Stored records
------------------------------------
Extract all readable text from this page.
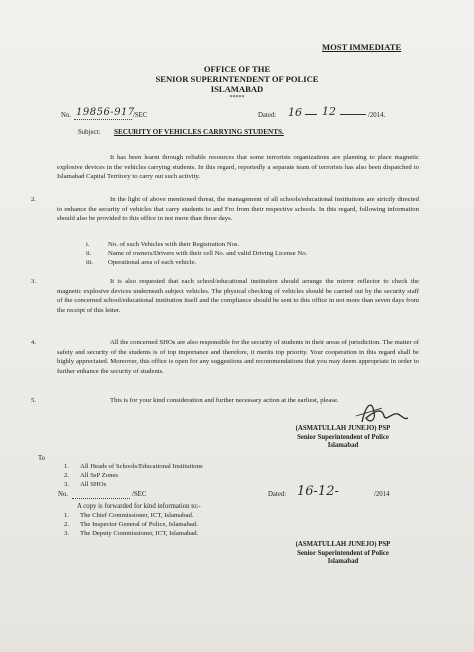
MOST IMMEDIATE
OFFICE OF THE
SENIOR SUPERINTENDENT OF POLICE
ISLAMABAD
*****
No. 19856-917
/SEC	Dated: 16 12	/2014.
Subject: SECURITY OF VEHICLES CARRYING STUDENTS.
It has been learnt through reliable resources that some terrorists organizations are planning to place magnetic explosive devices in the vehicles carrying students. In this regard, reportedly a separate team of terrorists has also been dispatched to Islamabad Capital Territory to carry out such activity.
2.	In the light of above mentioned threat, the management of all schools/educational institutions are strictly directed to enhance the security of vehicles that carry students to and Fro from their respective schools. In this regard, following information should also be provided to this office in not more than three days.
i.	No. of such Vehicles with their Registration Nos.
ii. Name of owners/Drivers with their cell No. and valid Driving License No.
iii. Operational area of each vehicle.
3.	It is also requested that each school/educational institution should arrange the mirror reflector to check the magnetic explosive devices underneath subject vehicles. The physical checking of vehicles should be carried out by the security staff of the concerned school/educational institution itself and the compliance should be sent to this office in not more than seven days from the receipt of this letter.
4.	All the concerned SHOs are also responsible for the security of students in their areas of jurisdiction. The matter of safety and security of the students is of top importance and therefore, it merits top priority. Your cooperation in this regard shall be highly appreciated. Moreover, this office is open for any suggestions and recommendations that you may deem appropriate in order to further enhance the security of students.
5.	This is for your kind consideration and further necessary action at the earliest, please.
(ASMATULLAH JUNEJO) PSP
Senior Superintendent of Police
Islamabad
To
1. All Heads of Schools/Educational Institutions
2. All SsP Zones
3. All SHOs
No.	/SEC	Dated: 16-12-	/2014
A copy is forwarded for kind information to:-
1. The Chief Commissioner, ICT, Islamabad.
2. The Inspector General of Police, Islamabad.
3. The Deputy Commissioner, ICT, Islamabad.
(ASMATULLAH JUNEJO) PSP
Senior Superintendent of Police
Islamabad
------------------------------------
** WRITTEN TASK **
A faithful copy of the records above is needed, with the pictures left out.

** WRITTEN ANSWER **
Extract all readable text from this page.
MOST IMMEDIATE
OFFICE OF THE
SENIOR SUPERINTENDENT OF POLICE
ISLAMABAD
*****
No. 19856-917
/SEC	Dated: 16 12	/2014.
Subject: SECURITY OF VEHICLES CARRYING STUDENTS.
It has been learnt through reliable resources that some terrorists organizations are planning to place magnetic explosive devices in the vehicles carrying students. In this regard, reportedly a separate team of terrorists has also been dispatched to Islamabad Capital Territory to carry out such activity.
2.	In the light of above mentioned threat, the management of all schools/educational institutions are strictly directed to enhance the security of vehicles that carry students to and Fro from their respective schools. In this regard, following information should also be provided to this office in not more than three days.
i.	No. of such Vehicles with their Registration Nos.
ii. Name of owners/Drivers with their cell No. and valid Driving License No.
iii. Operational area of each vehicle.
3.	It is also requested that each school/educational institution should arrange the mirror reflector to check the magnetic explosive devices underneath subject vehicles. The physical checking of vehicles should be carried out by the security staff of the concerned school/educational institution itself and the compliance should be sent to this office in not more than seven days from the receipt of this letter.
4.	All the concerned SHOs are also responsible for the security of students in their areas of jurisdiction. The matter of safety and security of the students is of top importance and therefore, it merits top priority. Your cooperation in this regard shall be highly appreciated. Moreover, this office is open for any suggestions and recommendations that you may deem appropriate in order to further enhance the security of students.
5.	This is for your kind consideration and further necessary action at the earliest, please.
(ASMATULLAH JUNEJO) PSP
Senior Superintendent of Police
Islamabad
To
1. All Heads of Schools/Educational Institutions
2. All SsP Zones
3. All SHOs
No.	/SEC	Dated: 16-12-	/2014
A copy is forwarded for kind information to:-
1. The Chief Commissioner, ICT, Islamabad.
2. The Inspector General of Police, Islamabad.
3. The Deputy Commissioner, ICT, Islamabad.
(ASMATULLAH JUNEJO) PSP
Senior Superintendent of Police
Islamabad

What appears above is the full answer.